▸ Text section
Expectations for the US Federal Reserve's decision and interest rates this week
This week, investors and economic policymakers around the world are focused on Washington, D.C., where the Federal Reserve (the U.S. central bank) is holding its crucial periodic meeting to determine the fate of interest rates. These meetings come at a highly sensitive time for the global economy, amid conflicting expectations regarding whether the Fed will maintain current levels or begin a cycle of monetary easing and interest rate cuts.
Background of the battle against inflation
To understand the significance of this decision, we must look back a little, specifically to 2022, when the US Federal Reserve embarked on one of the most aggressive monetary tightening campaigns in its modern history. The primary objective was to curb inflation, which had reached record highs unseen in four decades, fueled by the repercussions of the COVID-19 pandemic and disruptions to global supply chains. This tight policy succeeded in significantly reducing inflation rates, bringing them close to the target of 2%, thus opening the door to debate about the viability of maintaining high interest rates.

▸ Parts of the exercise
1: In the article on the Federal Reserve's interest rate decision, what year did the Fed start its aggressive tightening campaign?
2: Quote a passage from the article on the Federal Reserve's interest rate decision, beginning at the words "Background of the" and stopping after "high interest rates.".
3: Extend the article on the Federal Reserve's interest rate decision past its last sentence.
You won't need the entries that come next.

Entries from a data source
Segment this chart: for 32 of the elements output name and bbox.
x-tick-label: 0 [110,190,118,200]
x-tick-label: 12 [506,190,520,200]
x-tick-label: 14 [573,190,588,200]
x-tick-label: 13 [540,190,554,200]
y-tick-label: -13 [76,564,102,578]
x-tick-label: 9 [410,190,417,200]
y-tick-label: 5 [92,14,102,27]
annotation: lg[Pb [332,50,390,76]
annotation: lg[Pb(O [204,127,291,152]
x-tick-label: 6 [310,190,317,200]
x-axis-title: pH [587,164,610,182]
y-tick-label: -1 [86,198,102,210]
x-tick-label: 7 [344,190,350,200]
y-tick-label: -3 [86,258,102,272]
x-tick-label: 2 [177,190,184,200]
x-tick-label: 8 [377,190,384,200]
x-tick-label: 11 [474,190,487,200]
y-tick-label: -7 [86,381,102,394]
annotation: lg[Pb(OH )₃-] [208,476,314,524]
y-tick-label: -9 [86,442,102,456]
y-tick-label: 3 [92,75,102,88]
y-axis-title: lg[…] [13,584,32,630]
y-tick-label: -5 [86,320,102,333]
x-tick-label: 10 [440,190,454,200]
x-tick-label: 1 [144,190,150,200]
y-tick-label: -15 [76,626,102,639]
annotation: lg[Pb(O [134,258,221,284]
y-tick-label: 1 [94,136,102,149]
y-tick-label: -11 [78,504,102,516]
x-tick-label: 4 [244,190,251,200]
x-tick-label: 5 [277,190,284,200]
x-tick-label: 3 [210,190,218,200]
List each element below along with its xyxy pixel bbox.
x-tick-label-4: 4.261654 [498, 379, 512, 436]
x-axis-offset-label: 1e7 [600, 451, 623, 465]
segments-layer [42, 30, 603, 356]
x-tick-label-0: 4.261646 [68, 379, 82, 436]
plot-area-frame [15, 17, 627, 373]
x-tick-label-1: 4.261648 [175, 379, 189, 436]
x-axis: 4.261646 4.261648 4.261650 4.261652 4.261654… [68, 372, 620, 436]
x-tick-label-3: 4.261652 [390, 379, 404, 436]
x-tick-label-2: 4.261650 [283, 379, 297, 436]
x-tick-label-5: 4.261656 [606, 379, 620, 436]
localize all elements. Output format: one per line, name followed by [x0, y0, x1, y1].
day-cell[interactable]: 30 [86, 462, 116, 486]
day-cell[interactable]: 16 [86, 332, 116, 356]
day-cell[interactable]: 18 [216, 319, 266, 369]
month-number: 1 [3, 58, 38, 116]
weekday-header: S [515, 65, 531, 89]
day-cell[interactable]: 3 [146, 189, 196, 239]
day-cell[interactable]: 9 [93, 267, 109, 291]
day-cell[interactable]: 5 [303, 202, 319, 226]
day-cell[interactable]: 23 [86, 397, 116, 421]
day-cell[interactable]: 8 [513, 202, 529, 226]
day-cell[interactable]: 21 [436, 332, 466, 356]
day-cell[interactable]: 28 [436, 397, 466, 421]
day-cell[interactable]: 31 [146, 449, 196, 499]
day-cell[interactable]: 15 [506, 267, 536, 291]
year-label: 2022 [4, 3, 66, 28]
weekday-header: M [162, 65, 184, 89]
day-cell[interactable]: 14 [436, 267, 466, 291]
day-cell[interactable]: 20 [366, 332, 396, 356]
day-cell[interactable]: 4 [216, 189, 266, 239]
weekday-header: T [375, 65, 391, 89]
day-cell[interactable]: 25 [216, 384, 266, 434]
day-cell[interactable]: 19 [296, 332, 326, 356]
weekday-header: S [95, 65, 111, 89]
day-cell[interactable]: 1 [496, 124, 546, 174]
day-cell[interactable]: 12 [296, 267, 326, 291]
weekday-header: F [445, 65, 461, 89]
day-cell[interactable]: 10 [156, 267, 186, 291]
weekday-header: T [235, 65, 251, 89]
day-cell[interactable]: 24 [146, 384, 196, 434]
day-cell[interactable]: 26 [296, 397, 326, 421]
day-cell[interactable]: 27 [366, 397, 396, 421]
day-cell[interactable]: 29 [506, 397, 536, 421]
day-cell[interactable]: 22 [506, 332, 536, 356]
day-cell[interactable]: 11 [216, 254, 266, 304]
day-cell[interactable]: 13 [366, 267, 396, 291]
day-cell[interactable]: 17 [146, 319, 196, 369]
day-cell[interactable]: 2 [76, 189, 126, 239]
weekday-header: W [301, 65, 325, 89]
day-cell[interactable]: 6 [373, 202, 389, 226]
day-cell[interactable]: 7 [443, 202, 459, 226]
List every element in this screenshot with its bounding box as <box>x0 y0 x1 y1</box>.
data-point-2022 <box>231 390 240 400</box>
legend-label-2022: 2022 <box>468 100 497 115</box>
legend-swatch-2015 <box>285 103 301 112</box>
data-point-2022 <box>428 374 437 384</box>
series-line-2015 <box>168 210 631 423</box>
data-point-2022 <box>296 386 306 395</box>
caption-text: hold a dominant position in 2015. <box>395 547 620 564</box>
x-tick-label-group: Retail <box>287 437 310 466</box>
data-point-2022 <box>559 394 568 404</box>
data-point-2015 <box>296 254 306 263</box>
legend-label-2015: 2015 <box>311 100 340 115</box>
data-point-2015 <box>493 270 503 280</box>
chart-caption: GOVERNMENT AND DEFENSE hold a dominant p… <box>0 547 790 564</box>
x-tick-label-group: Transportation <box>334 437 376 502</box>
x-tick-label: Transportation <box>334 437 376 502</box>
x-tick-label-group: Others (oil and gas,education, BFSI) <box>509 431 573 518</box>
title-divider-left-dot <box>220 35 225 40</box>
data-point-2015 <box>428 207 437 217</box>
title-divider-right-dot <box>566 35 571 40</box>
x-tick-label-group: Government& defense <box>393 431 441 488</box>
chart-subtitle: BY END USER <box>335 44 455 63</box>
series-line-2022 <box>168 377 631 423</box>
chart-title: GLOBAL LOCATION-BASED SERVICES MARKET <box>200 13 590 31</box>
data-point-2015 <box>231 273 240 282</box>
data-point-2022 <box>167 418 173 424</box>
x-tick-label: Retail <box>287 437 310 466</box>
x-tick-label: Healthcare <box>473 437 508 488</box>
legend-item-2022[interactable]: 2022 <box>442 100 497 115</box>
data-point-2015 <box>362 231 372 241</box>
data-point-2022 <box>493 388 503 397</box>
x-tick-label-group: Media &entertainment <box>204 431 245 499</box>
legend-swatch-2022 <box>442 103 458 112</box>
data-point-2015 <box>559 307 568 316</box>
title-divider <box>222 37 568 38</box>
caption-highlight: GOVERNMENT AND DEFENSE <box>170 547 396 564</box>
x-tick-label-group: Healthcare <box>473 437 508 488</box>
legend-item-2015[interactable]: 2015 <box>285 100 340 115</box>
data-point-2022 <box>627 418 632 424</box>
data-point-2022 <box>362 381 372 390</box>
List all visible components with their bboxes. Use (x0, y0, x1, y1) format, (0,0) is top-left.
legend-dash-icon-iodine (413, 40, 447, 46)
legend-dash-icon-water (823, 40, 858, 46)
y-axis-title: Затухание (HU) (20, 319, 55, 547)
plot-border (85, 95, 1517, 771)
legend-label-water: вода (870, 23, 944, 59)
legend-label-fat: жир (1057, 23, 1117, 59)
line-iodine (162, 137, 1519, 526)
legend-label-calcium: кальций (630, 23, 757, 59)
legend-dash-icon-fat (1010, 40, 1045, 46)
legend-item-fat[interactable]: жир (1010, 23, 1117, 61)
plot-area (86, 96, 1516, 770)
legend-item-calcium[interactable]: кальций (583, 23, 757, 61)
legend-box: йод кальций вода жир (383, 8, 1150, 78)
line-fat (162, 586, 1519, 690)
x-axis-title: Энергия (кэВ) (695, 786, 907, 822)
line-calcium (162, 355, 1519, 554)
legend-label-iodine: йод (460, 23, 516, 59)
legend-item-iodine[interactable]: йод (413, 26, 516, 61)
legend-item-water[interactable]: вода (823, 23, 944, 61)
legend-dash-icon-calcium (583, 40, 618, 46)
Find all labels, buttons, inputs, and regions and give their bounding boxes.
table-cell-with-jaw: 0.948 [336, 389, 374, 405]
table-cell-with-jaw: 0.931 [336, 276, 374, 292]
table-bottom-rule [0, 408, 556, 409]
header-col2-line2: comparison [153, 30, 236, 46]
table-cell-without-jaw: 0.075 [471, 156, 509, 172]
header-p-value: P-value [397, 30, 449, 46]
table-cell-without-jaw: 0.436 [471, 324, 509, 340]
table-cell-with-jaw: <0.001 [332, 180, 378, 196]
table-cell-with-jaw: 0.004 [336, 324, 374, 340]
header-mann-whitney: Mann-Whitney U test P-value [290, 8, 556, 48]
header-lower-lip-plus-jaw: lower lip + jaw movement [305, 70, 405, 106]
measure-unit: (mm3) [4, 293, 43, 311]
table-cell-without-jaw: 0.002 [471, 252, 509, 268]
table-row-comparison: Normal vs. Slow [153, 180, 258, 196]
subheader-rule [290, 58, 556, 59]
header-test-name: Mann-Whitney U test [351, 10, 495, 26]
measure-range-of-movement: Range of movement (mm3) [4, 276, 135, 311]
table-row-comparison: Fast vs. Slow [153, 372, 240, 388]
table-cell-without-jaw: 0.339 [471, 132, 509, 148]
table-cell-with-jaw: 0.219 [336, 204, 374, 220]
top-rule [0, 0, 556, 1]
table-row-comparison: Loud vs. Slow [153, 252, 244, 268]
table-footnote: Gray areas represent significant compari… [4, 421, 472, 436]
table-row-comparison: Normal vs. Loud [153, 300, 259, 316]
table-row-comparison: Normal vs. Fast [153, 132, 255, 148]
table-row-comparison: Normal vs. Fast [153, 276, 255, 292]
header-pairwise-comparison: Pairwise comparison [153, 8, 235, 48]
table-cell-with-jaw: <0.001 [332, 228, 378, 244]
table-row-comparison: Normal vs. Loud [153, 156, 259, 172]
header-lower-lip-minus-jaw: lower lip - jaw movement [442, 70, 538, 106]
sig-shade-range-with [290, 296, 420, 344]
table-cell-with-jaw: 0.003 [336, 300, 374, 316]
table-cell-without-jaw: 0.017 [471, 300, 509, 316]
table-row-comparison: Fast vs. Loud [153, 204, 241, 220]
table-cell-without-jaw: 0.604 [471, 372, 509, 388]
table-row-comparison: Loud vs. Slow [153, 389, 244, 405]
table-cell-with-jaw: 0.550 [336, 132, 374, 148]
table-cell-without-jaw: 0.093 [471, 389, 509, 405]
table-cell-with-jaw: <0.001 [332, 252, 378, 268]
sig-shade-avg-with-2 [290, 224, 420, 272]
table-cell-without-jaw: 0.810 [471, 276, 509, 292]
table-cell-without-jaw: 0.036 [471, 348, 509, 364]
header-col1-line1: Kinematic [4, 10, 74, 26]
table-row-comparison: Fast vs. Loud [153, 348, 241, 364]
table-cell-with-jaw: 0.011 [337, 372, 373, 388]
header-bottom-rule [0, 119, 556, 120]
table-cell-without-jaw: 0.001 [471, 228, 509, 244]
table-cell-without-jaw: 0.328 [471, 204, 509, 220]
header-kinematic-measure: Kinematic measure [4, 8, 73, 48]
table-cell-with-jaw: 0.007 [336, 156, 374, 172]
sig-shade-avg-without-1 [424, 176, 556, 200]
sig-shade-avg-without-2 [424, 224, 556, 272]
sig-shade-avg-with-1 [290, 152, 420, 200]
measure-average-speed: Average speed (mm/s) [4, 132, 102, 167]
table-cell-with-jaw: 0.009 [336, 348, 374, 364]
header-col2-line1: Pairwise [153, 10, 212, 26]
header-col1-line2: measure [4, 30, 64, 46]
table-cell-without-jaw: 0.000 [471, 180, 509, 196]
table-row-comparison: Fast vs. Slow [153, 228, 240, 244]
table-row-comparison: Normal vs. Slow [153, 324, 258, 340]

▸ Answers below
1: 2022

2:
Background of the battle against inflation
To understand the significance of this decision, we must look back a little, specifically to 2022, when the US Federal Reserve embarked on one of the most aggressive monetary tightening campaigns in its modern history. The primary objective was to curb inflation, which had reached record highs unseen in four decades, fueled by the repercussions of the COVID-19 pandemic and disruptions to global supply chains. This tight policy succeeded in significantly reducing inflation rates, bringing them close to the target of 2%, thus opening the door to debate about the viability of maintaining high interest rates.

3:
Expected scenarios and their impact on the markets
Most economic analyses indicate that markets have already priced in a potential interest rate cut, but the disagreement lies in the timing and magnitude of that cut. If the Federal Reserve decides to cut rates, it will lower borrowing costs, encouraging businesses to expand and consumers to spend, which typically supports stock markets. Conversely, any indication of delaying the cut could lead to disappointment on Wall Street and a decline in major indices.
Impact on gold and the dollar
Historically, there has been an inverse relationship between interest rates and the strength of the US dollar. Lower interest rates often put pressure on the dollar, making it less attractive as a savings vehicle compared to other currencies with higher yields. This potential dollar weakness usually benefits gold, considered a safe haven, as it becomes less expensive for holders of other currencies, potentially driving its price to new record highs.
The implications of the decision on the Arab region
The Federal Reserve's decision has repercussions not only within the United States but also directly impacts the Gulf region and the wider Middle East. Most currencies in the Gulf Cooperation Council (GCC) countries (such as the Saudi Riyal and the UAE Dirham) are pegged to the US dollar through a fixed exchange rate system. Consequently, central banks in these countries typically mirror the Fed's decisions immediately to maintain their currency stability. Therefore, any reduction in US interest rates will positively affect the cost of real estate and commercial financing in the region, potentially revitalizing the real estate, construction, and local investment sectors.